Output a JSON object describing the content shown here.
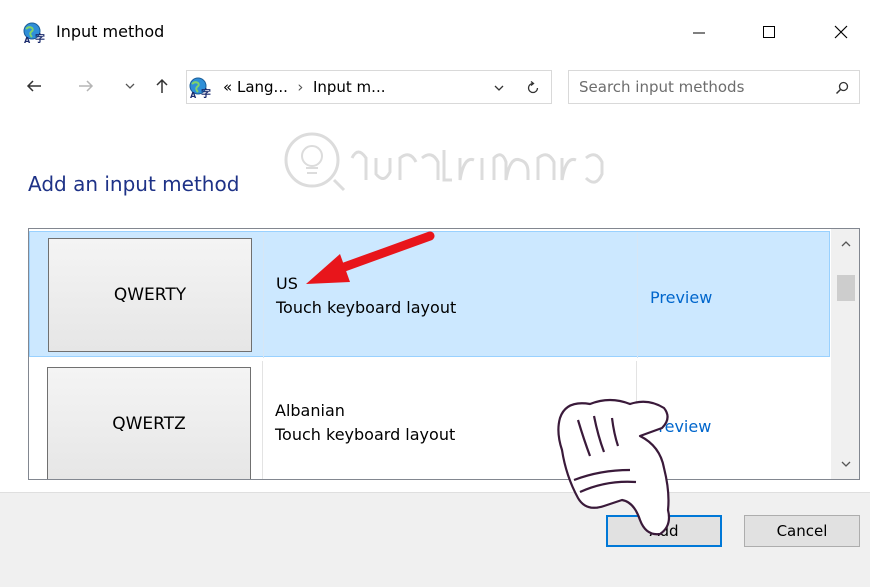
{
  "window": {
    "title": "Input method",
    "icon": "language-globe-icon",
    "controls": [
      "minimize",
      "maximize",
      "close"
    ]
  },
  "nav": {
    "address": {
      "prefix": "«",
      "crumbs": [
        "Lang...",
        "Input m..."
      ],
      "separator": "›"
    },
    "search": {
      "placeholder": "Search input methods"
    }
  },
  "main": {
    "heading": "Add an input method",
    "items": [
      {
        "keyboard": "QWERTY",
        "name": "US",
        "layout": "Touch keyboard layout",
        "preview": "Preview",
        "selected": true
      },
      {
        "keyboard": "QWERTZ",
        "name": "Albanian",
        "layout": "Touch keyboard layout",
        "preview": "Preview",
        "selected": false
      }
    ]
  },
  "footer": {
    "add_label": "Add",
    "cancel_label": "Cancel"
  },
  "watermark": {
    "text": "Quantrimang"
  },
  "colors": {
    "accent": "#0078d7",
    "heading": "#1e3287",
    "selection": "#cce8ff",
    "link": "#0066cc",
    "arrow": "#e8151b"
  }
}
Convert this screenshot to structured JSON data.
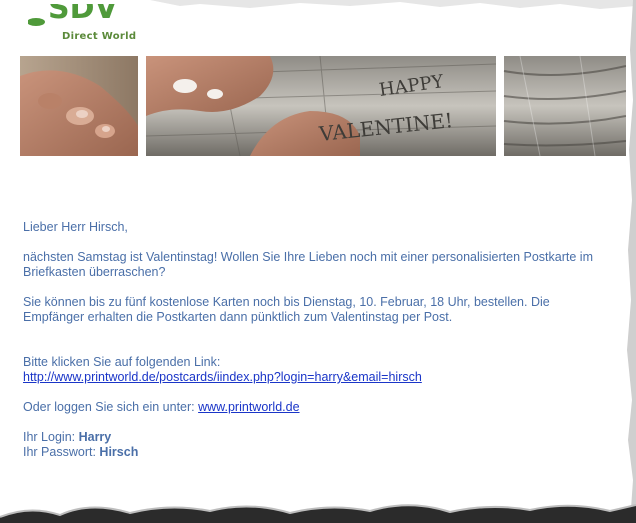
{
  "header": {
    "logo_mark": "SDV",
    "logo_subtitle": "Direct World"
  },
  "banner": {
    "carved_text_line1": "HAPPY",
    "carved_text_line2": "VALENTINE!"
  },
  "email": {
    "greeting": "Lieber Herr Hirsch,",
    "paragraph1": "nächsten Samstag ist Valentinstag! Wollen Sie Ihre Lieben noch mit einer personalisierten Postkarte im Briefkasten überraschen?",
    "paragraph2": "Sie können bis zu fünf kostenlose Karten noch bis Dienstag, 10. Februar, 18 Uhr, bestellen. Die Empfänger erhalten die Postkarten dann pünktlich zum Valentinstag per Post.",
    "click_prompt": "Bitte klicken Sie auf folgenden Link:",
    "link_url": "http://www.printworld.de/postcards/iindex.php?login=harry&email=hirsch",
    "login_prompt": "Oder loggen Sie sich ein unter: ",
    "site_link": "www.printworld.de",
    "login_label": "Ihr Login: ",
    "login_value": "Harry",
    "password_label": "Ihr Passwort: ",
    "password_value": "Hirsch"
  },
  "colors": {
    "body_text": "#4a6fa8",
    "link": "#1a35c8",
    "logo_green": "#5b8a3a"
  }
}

---+---

### DIRECTION
Leave images out of the retyped records; keep all else exact.

### SOLVED EXERCISE
Output a JSON object describing the content shown here.
{
  "window": {
    "title": "Input method",
    "icon": "language-globe-icon",
    "controls": [
      "minimize",
      "maximize",
      "close"
    ]
  },
  "nav": {
    "address": {
      "prefix": "«",
      "crumbs": [
        "Lang...",
        "Input m..."
      ],
      "separator": "›"
    },
    "search": {
      "placeholder": "Search input methods"
    }
  },
  "main": {
    "heading": "Add an input method",
    "items": [
      {
        "keyboard": "QWERTY",
        "name": "US",
        "layout": "Touch keyboard layout",
        "preview": "Preview",
        "selected": true
      },
      {
        "keyboard": "QWERTZ",
        "name": "Albanian",
        "layout": "Touch keyboard layout",
        "preview": "Preview",
        "selected": false
      }
    ]
  },
  "footer": {
    "add_label": "Add",
    "cancel_label": "Cancel"
  },
  "watermark": {
    "text": "Quantrimang"
  },
  "colors": {
    "accent": "#0078d7",
    "heading": "#1e3287",
    "selection": "#cce8ff",
    "link": "#0066cc",
    "arrow": "#e8151b"
  }
}
Convert this screenshot to structured JSON data.
{
  "header": {
    "logo_mark": "SDV",
    "logo_subtitle": "Direct World"
  },
  "banner": {
    "carved_text_line1": "HAPPY",
    "carved_text_line2": "VALENTINE!"
  },
  "email": {
    "greeting": "Lieber Herr Hirsch,",
    "paragraph1": "nächsten Samstag ist Valentinstag! Wollen Sie Ihre Lieben noch mit einer personalisierten Postkarte im Briefkasten überraschen?",
    "paragraph2": "Sie können bis zu fünf kostenlose Karten noch bis Dienstag, 10. Februar, 18 Uhr, bestellen. Die Empfänger erhalten die Postkarten dann pünktlich zum Valentinstag per Post.",
    "click_prompt": "Bitte klicken Sie auf folgenden Link:",
    "link_url": "http://www.printworld.de/postcards/iindex.php?login=harry&email=hirsch",
    "login_prompt": "Oder loggen Sie sich ein unter: ",
    "site_link": "www.printworld.de",
    "login_label": "Ihr Login: ",
    "login_value": "Harry",
    "password_label": "Ihr Passwort: ",
    "password_value": "Hirsch"
  },
  "colors": {
    "body_text": "#4a6fa8",
    "link": "#1a35c8",
    "logo_green": "#5b8a3a"
  }
}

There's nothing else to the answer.